• Exercise goal: Reproduce the whole listing, character for character.

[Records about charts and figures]

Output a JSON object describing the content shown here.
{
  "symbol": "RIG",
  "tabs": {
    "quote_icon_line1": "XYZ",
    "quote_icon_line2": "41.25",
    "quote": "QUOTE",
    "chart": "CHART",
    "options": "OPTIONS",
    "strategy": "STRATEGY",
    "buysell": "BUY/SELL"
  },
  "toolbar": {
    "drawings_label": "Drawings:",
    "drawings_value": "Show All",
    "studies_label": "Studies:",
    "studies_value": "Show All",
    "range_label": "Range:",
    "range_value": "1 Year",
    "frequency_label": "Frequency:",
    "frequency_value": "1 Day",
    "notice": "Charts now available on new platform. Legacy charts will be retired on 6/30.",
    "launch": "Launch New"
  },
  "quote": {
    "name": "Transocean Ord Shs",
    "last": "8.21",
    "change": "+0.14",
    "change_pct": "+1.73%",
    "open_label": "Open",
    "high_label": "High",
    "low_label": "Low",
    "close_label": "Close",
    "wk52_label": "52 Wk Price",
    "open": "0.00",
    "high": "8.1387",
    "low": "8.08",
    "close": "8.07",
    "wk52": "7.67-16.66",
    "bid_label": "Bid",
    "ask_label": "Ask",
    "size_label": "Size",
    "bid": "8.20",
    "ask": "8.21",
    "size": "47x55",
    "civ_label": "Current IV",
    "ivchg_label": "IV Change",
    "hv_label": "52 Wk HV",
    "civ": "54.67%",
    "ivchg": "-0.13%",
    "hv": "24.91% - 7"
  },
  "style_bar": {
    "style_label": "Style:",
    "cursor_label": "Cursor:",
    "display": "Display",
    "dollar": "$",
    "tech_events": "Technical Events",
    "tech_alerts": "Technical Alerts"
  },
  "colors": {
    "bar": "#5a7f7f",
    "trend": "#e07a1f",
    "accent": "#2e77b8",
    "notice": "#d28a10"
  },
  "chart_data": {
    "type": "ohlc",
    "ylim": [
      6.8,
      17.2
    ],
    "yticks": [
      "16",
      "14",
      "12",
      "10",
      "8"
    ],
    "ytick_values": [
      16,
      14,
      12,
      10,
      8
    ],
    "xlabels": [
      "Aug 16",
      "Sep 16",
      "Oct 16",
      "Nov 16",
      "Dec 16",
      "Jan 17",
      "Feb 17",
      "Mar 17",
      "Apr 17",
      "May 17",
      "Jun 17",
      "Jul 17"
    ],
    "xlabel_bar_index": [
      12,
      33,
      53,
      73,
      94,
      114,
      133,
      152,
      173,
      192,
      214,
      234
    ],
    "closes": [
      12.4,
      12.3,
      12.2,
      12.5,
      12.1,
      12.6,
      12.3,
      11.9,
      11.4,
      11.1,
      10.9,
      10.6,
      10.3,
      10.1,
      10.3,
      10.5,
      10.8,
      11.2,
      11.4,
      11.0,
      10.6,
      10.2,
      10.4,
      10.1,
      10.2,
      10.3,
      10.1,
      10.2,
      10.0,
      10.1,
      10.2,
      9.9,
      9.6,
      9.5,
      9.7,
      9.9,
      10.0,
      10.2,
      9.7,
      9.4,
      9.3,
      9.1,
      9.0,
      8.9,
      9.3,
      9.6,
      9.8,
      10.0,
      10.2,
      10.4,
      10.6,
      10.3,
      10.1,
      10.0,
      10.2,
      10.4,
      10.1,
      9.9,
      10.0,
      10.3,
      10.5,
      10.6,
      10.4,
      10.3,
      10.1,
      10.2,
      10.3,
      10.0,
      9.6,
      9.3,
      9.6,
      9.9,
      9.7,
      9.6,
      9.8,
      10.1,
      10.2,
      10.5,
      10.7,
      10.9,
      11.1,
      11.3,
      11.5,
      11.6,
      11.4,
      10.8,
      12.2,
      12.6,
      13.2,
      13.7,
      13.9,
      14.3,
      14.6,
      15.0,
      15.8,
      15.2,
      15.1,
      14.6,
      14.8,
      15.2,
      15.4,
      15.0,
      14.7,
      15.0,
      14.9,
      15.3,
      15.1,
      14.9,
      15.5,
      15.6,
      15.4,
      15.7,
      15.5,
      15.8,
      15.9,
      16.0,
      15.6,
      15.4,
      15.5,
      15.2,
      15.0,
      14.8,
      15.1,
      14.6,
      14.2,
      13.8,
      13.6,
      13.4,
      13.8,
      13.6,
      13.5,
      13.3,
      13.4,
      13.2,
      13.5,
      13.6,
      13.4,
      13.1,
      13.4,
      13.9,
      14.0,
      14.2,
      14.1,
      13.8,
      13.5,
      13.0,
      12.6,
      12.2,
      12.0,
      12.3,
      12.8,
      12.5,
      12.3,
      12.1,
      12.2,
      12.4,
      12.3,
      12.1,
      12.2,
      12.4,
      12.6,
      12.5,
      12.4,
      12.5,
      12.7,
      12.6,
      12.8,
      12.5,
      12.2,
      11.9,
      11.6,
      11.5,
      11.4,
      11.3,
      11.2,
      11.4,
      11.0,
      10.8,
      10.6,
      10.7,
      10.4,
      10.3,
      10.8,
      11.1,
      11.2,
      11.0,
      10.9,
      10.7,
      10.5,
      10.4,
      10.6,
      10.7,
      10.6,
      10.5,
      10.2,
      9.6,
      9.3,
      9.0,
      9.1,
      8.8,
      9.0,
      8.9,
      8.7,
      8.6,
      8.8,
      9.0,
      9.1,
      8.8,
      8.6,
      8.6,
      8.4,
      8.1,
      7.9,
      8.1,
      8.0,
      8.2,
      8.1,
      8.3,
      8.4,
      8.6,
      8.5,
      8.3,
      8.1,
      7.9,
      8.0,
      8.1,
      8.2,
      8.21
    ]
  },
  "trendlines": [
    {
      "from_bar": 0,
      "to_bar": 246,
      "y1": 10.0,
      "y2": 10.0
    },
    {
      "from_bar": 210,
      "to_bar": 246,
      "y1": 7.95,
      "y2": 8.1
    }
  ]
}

• Response:
Output a JSON object describing the content shown here.
{
  "symbol": "RIG",
  "tabs": {
    "quote_icon_line1": "XYZ",
    "quote_icon_line2": "41.25",
    "quote": "QUOTE",
    "chart": "CHART",
    "options": "OPTIONS",
    "strategy": "STRATEGY",
    "buysell": "BUY/SELL"
  },
  "toolbar": {
    "drawings_label": "Drawings:",
    "drawings_value": "Show All",
    "studies_label": "Studies:",
    "studies_value": "Show All",
    "range_label": "Range:",
    "range_value": "1 Year",
    "frequency_label": "Frequency:",
    "frequency_value": "1 Day",
    "notice": "Charts now available on new platform. Legacy charts will be retired on 6/30.",
    "launch": "Launch New"
  },
  "quote": {
    "name": "Transocean Ord Shs",
    "last": "8.21",
    "change": "+0.14",
    "change_pct": "+1.73%",
    "open_label": "Open",
    "high_label": "High",
    "low_label": "Low",
    "close_label": "Close",
    "wk52_label": "52 Wk Price",
    "open": "0.00",
    "high": "8.1387",
    "low": "8.08",
    "close": "8.07",
    "wk52": "7.67-16.66",
    "bid_label": "Bid",
    "ask_label": "Ask",
    "size_label": "Size",
    "bid": "8.20",
    "ask": "8.21",
    "size": "47x55",
    "civ_label": "Current IV",
    "ivchg_label": "IV Change",
    "hv_label": "52 Wk HV",
    "civ": "54.67%",
    "ivchg": "-0.13%",
    "hv": "24.91% - 7"
  },
  "style_bar": {
    "style_label": "Style:",
    "cursor_label": "Cursor:",
    "display": "Display",
    "dollar": "$",
    "tech_events": "Technical Events",
    "tech_alerts": "Technical Alerts"
  },
  "colors": {
    "bar": "#5a7f7f",
    "trend": "#e07a1f",
    "accent": "#2e77b8",
    "notice": "#d28a10"
  },
  "chart_data": {
    "type": "ohlc",
    "ylim": [
      6.8,
      17.2
    ],
    "yticks": [
      "16",
      "14",
      "12",
      "10",
      "8"
    ],
    "ytick_values": [
      16,
      14,
      12,
      10,
      8
    ],
    "xlabels": [
      "Aug 16",
      "Sep 16",
      "Oct 16",
      "Nov 16",
      "Dec 16",
      "Jan 17",
      "Feb 17",
      "Mar 17",
      "Apr 17",
      "May 17",
      "Jun 17",
      "Jul 17"
    ],
    "xlabel_bar_index": [
      12,
      33,
      53,
      73,
      94,
      114,
      133,
      152,
      173,
      192,
      214,
      234
    ],
    "closes": [
      12.4,
      12.3,
      12.2,
      12.5,
      12.1,
      12.6,
      12.3,
      11.9,
      11.4,
      11.1,
      10.9,
      10.6,
      10.3,
      10.1,
      10.3,
      10.5,
      10.8,
      11.2,
      11.4,
      11.0,
      10.6,
      10.2,
      10.4,
      10.1,
      10.2,
      10.3,
      10.1,
      10.2,
      10.0,
      10.1,
      10.2,
      9.9,
      9.6,
      9.5,
      9.7,
      9.9,
      10.0,
      10.2,
      9.7,
      9.4,
      9.3,
      9.1,
      9.0,
      8.9,
      9.3,
      9.6,
      9.8,
      10.0,
      10.2,
      10.4,
      10.6,
      10.3,
      10.1,
      10.0,
      10.2,
      10.4,
      10.1,
      9.9,
      10.0,
      10.3,
      10.5,
      10.6,
      10.4,
      10.3,
      10.1,
      10.2,
      10.3,
      10.0,
      9.6,
      9.3,
      9.6,
      9.9,
      9.7,
      9.6,
      9.8,
      10.1,
      10.2,
      10.5,
      10.7,
      10.9,
      11.1,
      11.3,
      11.5,
      11.6,
      11.4,
      10.8,
      12.2,
      12.6,
      13.2,
      13.7,
      13.9,
      14.3,
      14.6,
      15.0,
      15.8,
      15.2,
      15.1,
      14.6,
      14.8,
      15.2,
      15.4,
      15.0,
      14.7,
      15.0,
      14.9,
      15.3,
      15.1,
      14.9,
      15.5,
      15.6,
      15.4,
      15.7,
      15.5,
      15.8,
      15.9,
      16.0,
      15.6,
      15.4,
      15.5,
      15.2,
      15.0,
      14.8,
      15.1,
      14.6,
      14.2,
      13.8,
      13.6,
      13.4,
      13.8,
      13.6,
      13.5,
      13.3,
      13.4,
      13.2,
      13.5,
      13.6,
      13.4,
      13.1,
      13.4,
      13.9,
      14.0,
      14.2,
      14.1,
      13.8,
      13.5,
      13.0,
      12.6,
      12.2,
      12.0,
      12.3,
      12.8,
      12.5,
      12.3,
      12.1,
      12.2,
      12.4,
      12.3,
      12.1,
      12.2,
      12.4,
      12.6,
      12.5,
      12.4,
      12.5,
      12.7,
      12.6,
      12.8,
      12.5,
      12.2,
      11.9,
      11.6,
      11.5,
      11.4,
      11.3,
      11.2,
      11.4,
      11.0,
      10.8,
      10.6,
      10.7,
      10.4,
      10.3,
      10.8,
      11.1,
      11.2,
      11.0,
      10.9,
      10.7,
      10.5,
      10.4,
      10.6,
      10.7,
      10.6,
      10.5,
      10.2,
      9.6,
      9.3,
      9.0,
      9.1,
      8.8,
      9.0,
      8.9,
      8.7,
      8.6,
      8.8,
      9.0,
      9.1,
      8.8,
      8.6,
      8.6,
      8.4,
      8.1,
      7.9,
      8.1,
      8.0,
      8.2,
      8.1,
      8.3,
      8.4,
      8.6,
      8.5,
      8.3,
      8.1,
      7.9,
      8.0,
      8.1,
      8.2,
      8.21
    ]
  },
  "trendlines": [
    {
      "from_bar": 0,
      "to_bar": 246,
      "y1": 10.0,
      "y2": 10.0
    },
    {
      "from_bar": 210,
      "to_bar": 246,
      "y1": 7.95,
      "y2": 8.1
    }
  ]
}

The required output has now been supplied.